--- Start ---

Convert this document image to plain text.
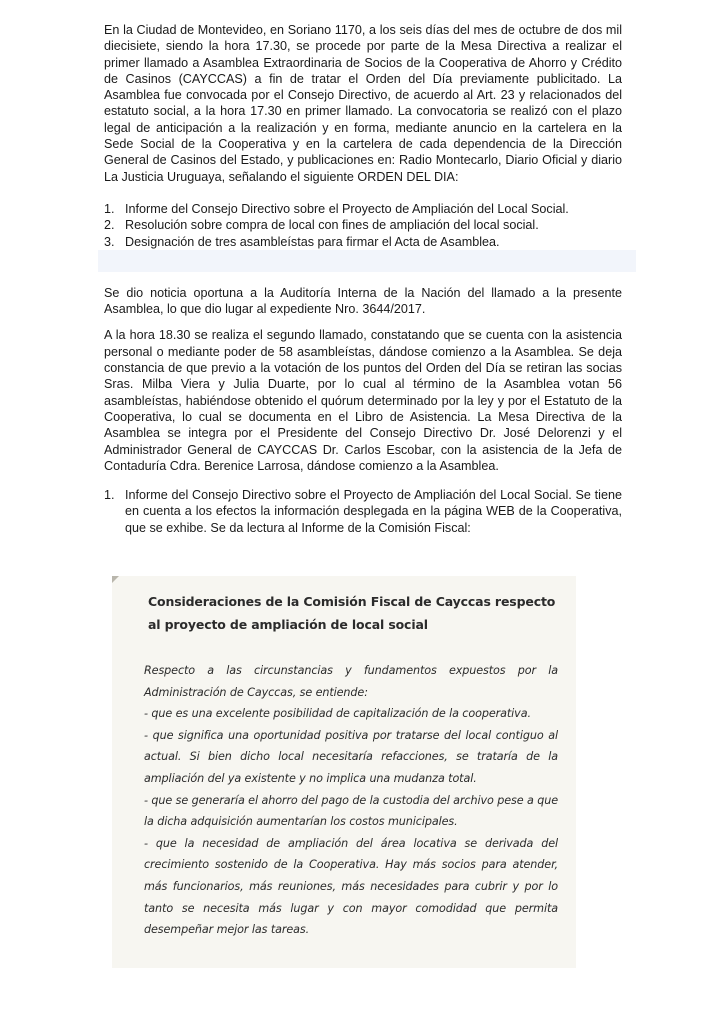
En la Ciudad de Montevideo, en Soriano 1170, a los seis días del mes de octubre de dos mil diecisiete, siendo la hora 17.30, se procede por parte de la Mesa Directiva a realizar el primer llamado a Asamblea Extraordinaria de Socios de la Cooperativa de Ahorro y Crédito de Casinos (CAYCCAS) a fin de tratar el Orden del Día previamente publicitado. La Asamblea fue convocada por el Consejo Directivo, de acuerdo al Art. 23 y relacionados del estatuto social, a la hora 17.30 en primer llamado. La convocatoria se realizó con el plazo legal de anticipación a la realización y en forma, mediante anuncio en la cartelera en la Sede Social de la Cooperativa y en la cartelera de cada dependencia de la Dirección General de Casinos del Estado, y publicaciones en: Radio Montecarlo, Diario Oficial y diario La Justicia Uruguaya, señalando el siguiente ORDEN DEL DIA:

1. Informe del Consejo Directivo sobre el Proyecto de Ampliación del Local Social.
2. Resolución sobre compra de local con fines de ampliación del local social.
3. Designación de tres asambleístas para firmar el Acta de Asamblea.

Se dio noticia oportuna a la Auditoría Interna de la Nación del llamado a la presente Asamblea, lo que dio lugar al expediente Nro. 3644/2017.

A la hora 18.30 se realiza el segundo llamado, constatando que se cuenta con la asistencia personal o mediante poder de 58 asambleístas, dándose comienzo a la Asamblea. Se deja constancia de que previo a la votación de los puntos del Orden del Día se retiran las socias Sras. Milba Viera y Julia Duarte, por lo cual al término de la Asamblea votan 56 asambleístas, habiéndose obtenido el quórum determinado por la ley y por el Estatuto de la Cooperativa, lo cual se documenta en el Libro de Asistencia. La Mesa Directiva de la Asamblea se integra por el Presidente del Consejo Directivo Dr. José Delorenzi y el Administrador General de CAYCCAS Dr. Carlos Escobar, con la asistencia de la Jefa de Contaduría Cdra. Berenice Larrosa, dándose comienzo a la Asamblea.

1. Informe del Consejo Directivo sobre el Proyecto de Ampliación del Local Social. Se tiene en cuenta a los efectos la información desplegada en la página WEB de la Cooperativa, que se exhibe. Se da lectura al Informe de la Comisión Fiscal:

Consideraciones de la Comisión Fiscal de Cayccas respecto al proyecto de ampliación de local social

Respecto a las circunstancias y fundamentos expuestos por la Administración de Cayccas, se entiende:

- que es una excelente posibilidad de capitalización de la cooperativa.

- que significa una oportunidad positiva por tratarse del local contiguo al actual. Si bien dicho local necesitaría refacciones, se trataría de la ampliación del ya existente y no implica una mudanza total.

- que se generaría el ahorro del pago de la custodia del archivo pese a que la dicha adquisición aumentarían los costos municipales.

- que la necesidad de ampliación del área locativa se derivada del crecimiento sostenido de la Cooperativa. Hay más socios para atender, más funcionarios, más reuniones, más necesidades para cubrir y por lo tanto se necesita más lugar y con mayor comodidad que permita desempeñar mejor las tareas.
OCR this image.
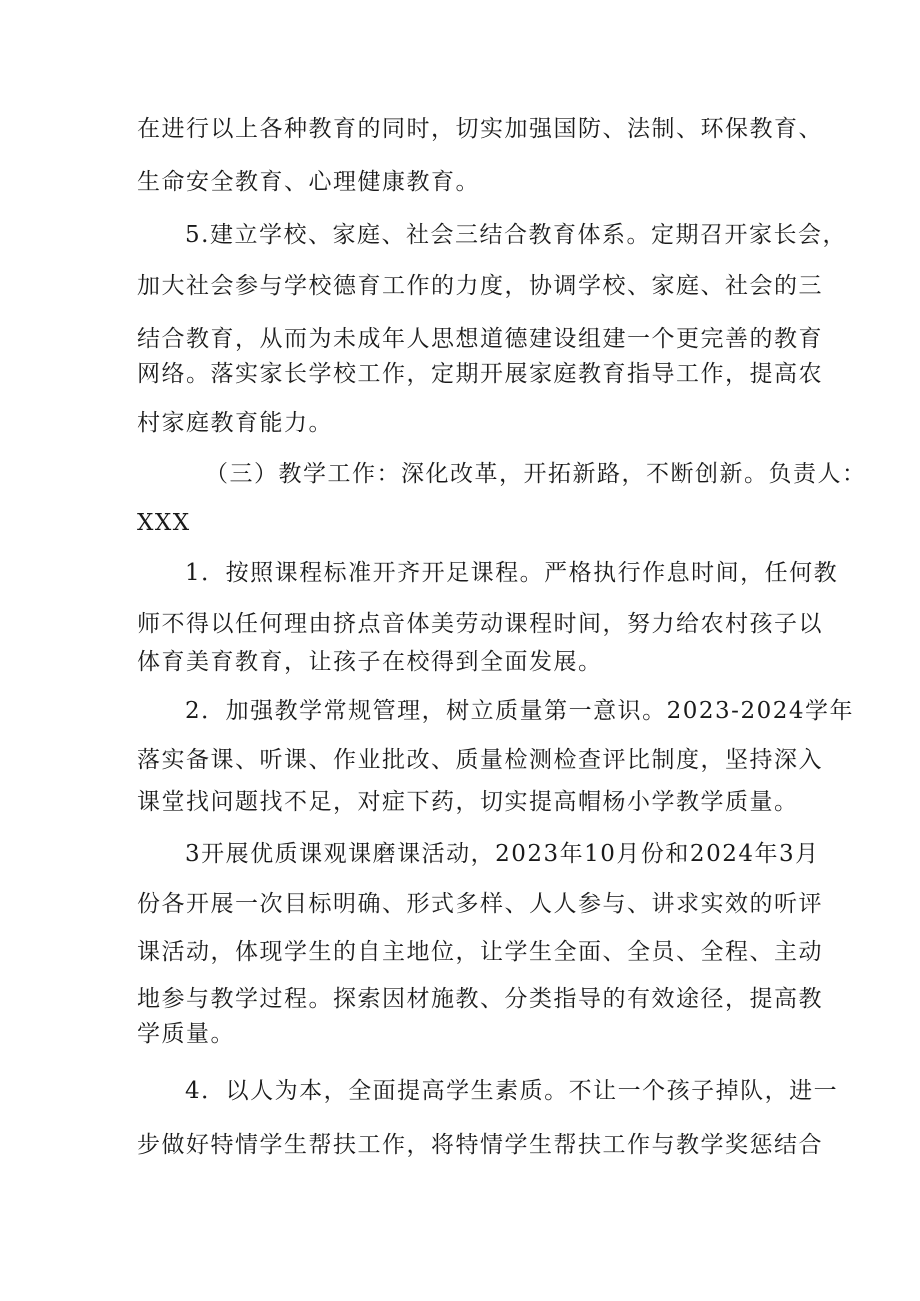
在进行以上各种教育的同时，切实加强国防、法制、环保教育、
生命安全教育、心理健康教育。
5.建立学校、家庭、社会三结合教育体系。定期召开家长会，
加大社会参与学校德育工作的力度，协调学校、家庭、社会的三
结合教育，从而为未成年人思想道德建设组建一个更完善的教育
网络。落实家长学校工作，定期开展家庭教育指导工作，提高农
村家庭教育能力。
（三）教学工作：深化改革，开拓新路，不断创新。负责人：
XXX
1．按照课程标准开齐开足课程。严格执行作息时间，任何教
师不得以任何理由挤点音体美劳动课程时间，努力给农村孩子以
体育美育教育，让孩子在校得到全面发展。
2．加强教学常规管理，树立质量第一意识。2023-2024学年
落实备课、听课、作业批改、质量检测检查评比制度，坚持深入
课堂找问题找不足，对症下药，切实提高帽杨小学教学质量。
3开展优质课观课磨课活动，2023年10月份和2024年3月
份各开展一次目标明确、形式多样、人人参与、讲求实效的听评
课活动，体现学生的自主地位，让学生全面、全员、全程、主动
地参与教学过程。探索因材施教、分类指导的有效途径，提高教
学质量。
4．以人为本，全面提高学生素质。不让一个孩子掉队，进一
步做好特情学生帮扶工作，将特情学生帮扶工作与教学奖惩结合
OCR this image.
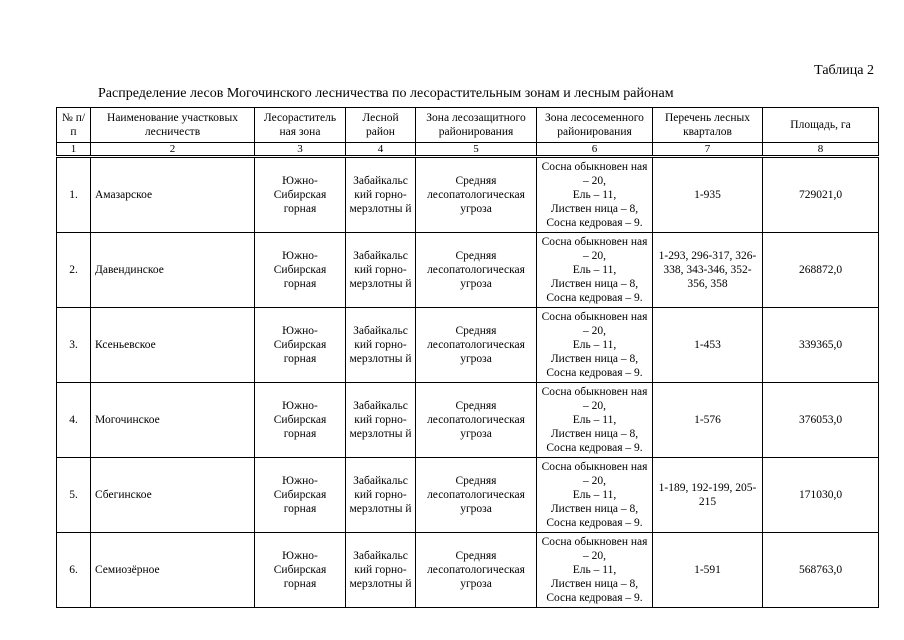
Таблица 2
Распределение лесов Могочинского лесничества по лесорастительным зонам и лесным районам
№ п/п	Наименование участковых лесничеств	Лесораститель ная зона	Лесной район	Зона лесозащитного районирования	Зона лесосеменного районирования	Перечень лесных кварталов	Площадь, га
1	2	3	4	5	6	7	8
1.	Амазарское	Южно-Сибирская горная	Забайкальс кий горно-мерзлотны й	Средняя лесопатологическая угроза	Сосна обыкновен ная – 20,
Ель – 11,
Листвен ница – 8,
Сосна кедровая – 9.	1-935	729021,0
2.	Давендинское	Южно-Сибирская горная	Забайкальс кий горно-мерзлотны й	Средняя лесопатологическая угроза	Сосна обыкновен ная – 20,
Ель – 11,
Листвен ница – 8,
Сосна кедровая – 9.	1-293, 296-317, 326-338, 343-346, 352-356, 358	268872,0
3.	Ксеньевское	Южно-Сибирская горная	Забайкальс кий горно-мерзлотны й	Средняя лесопатологическая угроза	Сосна обыкновен ная – 20,
Ель – 11,
Листвен ница – 8,
Сосна кедровая – 9.	1-453	339365,0
4.	Могочинское	Южно-Сибирская горная	Забайкальс кий горно-мерзлотны й	Средняя лесопатологическая угроза	Сосна обыкновен ная – 20,
Ель – 11,
Листвен ница – 8,
Сосна кедровая – 9.	1-576	376053,0
5.	Сбегинское	Южно-Сибирская горная	Забайкальс кий горно-мерзлотны й	Средняя лесопатологическая угроза	Сосна обыкновен ная – 20,
Ель – 11,
Листвен ница – 8,
Сосна кедровая – 9.	1-189, 192-199, 205-215	171030,0
6.	Семиозёрное	Южно-Сибирская горная	Забайкальс кий горно-мерзлотны й	Средняя лесопатологическая угроза	Сосна обыкновен ная – 20,
Ель – 11,
Листвен ница – 8,
Сосна кедровая – 9.	1-591	568763,0
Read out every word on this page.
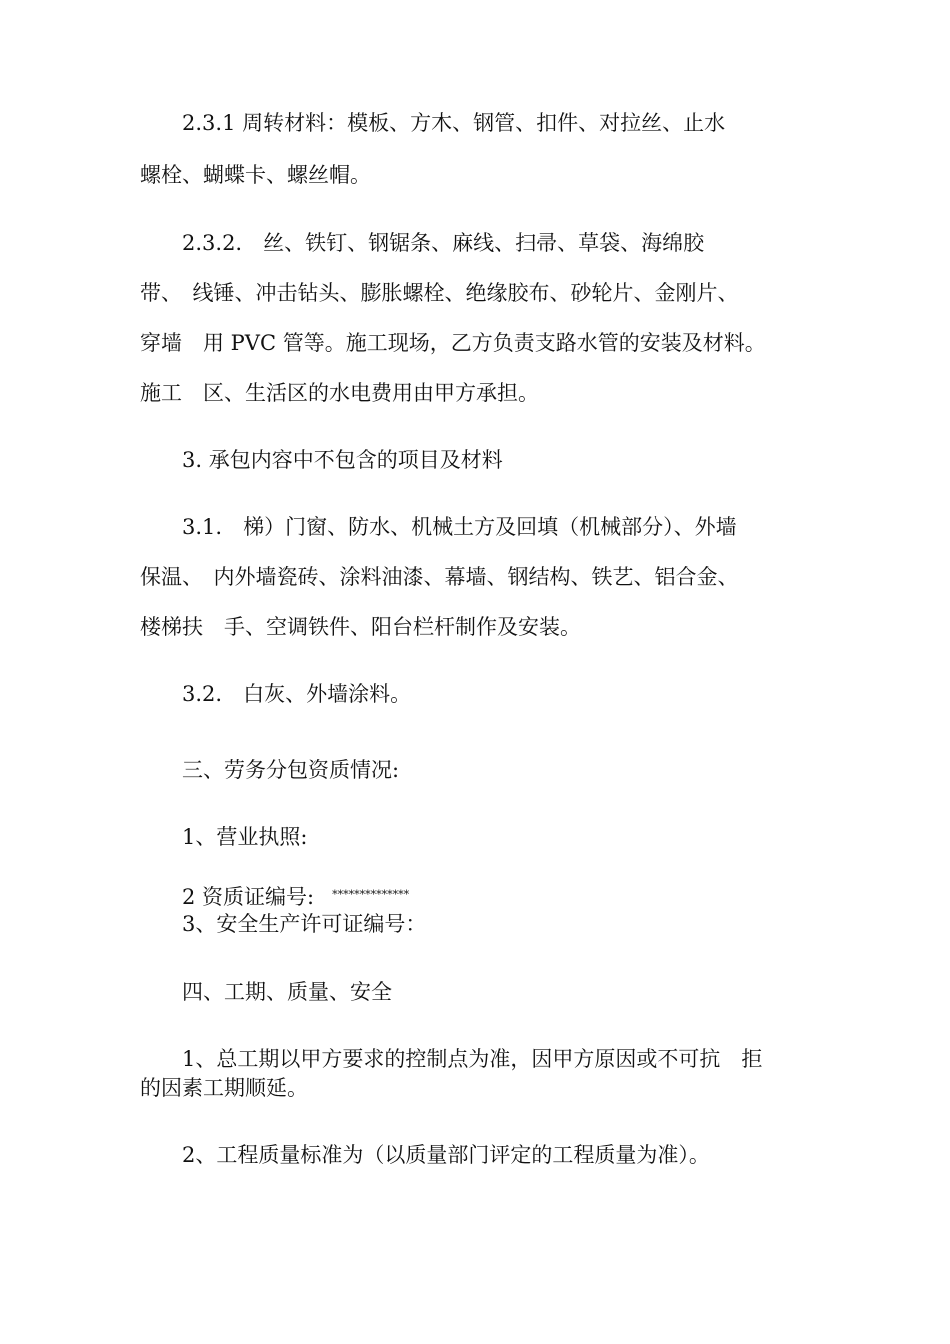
　　2.3.1 周转材料：模板、方木、钢管、扣件、对拉丝、止水
螺栓、蝴蝶卡、螺丝帽。
　　2.3.2.　丝、铁钉、钢锯条、麻线、扫帚、草袋、海绵胶
带、　线锤、冲击钻头、膨胀螺栓、绝缘胶布、砂轮片、金刚片、
穿墙　用 PVC 管等。施工现场，乙方负责支路水管的安装及材料。
施工　区、生活区的水电费用由甲方承担。
　　3. 承包内容中不包含的项目及材料
　　3.1.　梯）门窗、防水、机械土方及回填（机械部分）、外墙
保温、　内外墙瓷砖、涂料油漆、幕墙、钢结构、铁艺、铝合金、
楼梯扶　手、空调铁件、阳台栏杆制作及安装。
　　3.2.　白灰、外墙涂料。
　　三、劳务分包资质情况:
　　1、营业执照:
　　2 资质证编号: **************
　　3、安全生产许可证编号：
　　四、工期、质量、安全
　　1、总工期以甲方要求的控制点为准，因甲方原因或不可抗　拒
的因素工期顺延。
　　2、工程质量标准为（以质量部门评定的工程质量为准）。
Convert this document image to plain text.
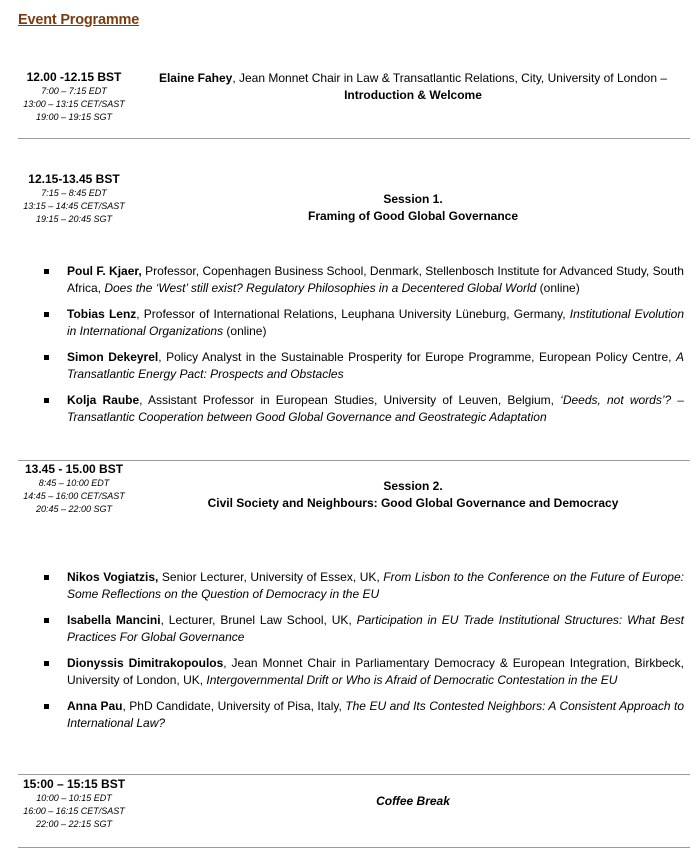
Event Programme
12.00 -12.15 BST
7:00 – 7:15 EDT
13:00 – 13:15 CET/SAST
19:00 – 19:15 SGT
Elaine Fahey, Jean Monnet Chair in Law & Transatlantic Relations, City, University of London –
Introduction & Welcome
12.15-13.45 BST
7:15 – 8:45 EDT
13:15 – 14:45 CET/SAST
19:15 – 20:45 SGT
Session 1.
Framing of Good Global Governance
Poul F. Kjaer, Professor, Copenhagen Business School, Denmark, Stellenbosch Institute for Advanced Study, South Africa, Does the ‘West’ still exist? Regulatory Philosophies in a Decentered Global World (online)
Tobias Lenz, Professor of International Relations, Leuphana University Lüneburg, Germany, Institutional Evolution in International Organizations (online)
Simon Dekeyrel, Policy Analyst in the Sustainable Prosperity for Europe Programme, European Policy Centre, A Transatlantic Energy Pact: Prospects and Obstacles
Kolja Raube, Assistant Professor in European Studies, University of Leuven, Belgium, ‘Deeds, not words’? – Transatlantic Cooperation between Good Global Governance and Geostrategic Adaptation
13.45 - 15.00 BST
8:45 – 10:00 EDT
14:45 – 16:00 CET/SAST
20:45 – 22:00 SGT
Session 2.
Civil Society and Neighbours: Good Global Governance and Democracy
Nikos Vogiatzis, Senior Lecturer, University of Essex, UK, From Lisbon to the Conference on the Future of Europe: Some Reflections on the Question of Democracy in the EU
Isabella Mancini, Lecturer, Brunel Law School, UK, Participation in EU Trade Institutional Structures: What Best Practices For Global Governance
Dionyssis Dimitrakopoulos, Jean Monnet Chair in Parliamentary Democracy & European Integration, Birkbeck, University of London, UK, Intergovernmental Drift or Who is Afraid of Democratic Contestation in the EU
Anna Pau, PhD Candidate, University of Pisa, Italy, The EU and Its Contested Neighbors: A Consistent Approach to International Law?
15:00 – 15:15 BST
10:00 – 10:15 EDT
16:00 – 16:15 CET/SAST
22:00 – 22:15 SGT
Coffee Break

--- End ---

What is the number of lines above that contain the string "International"? Answer with the number alone.

2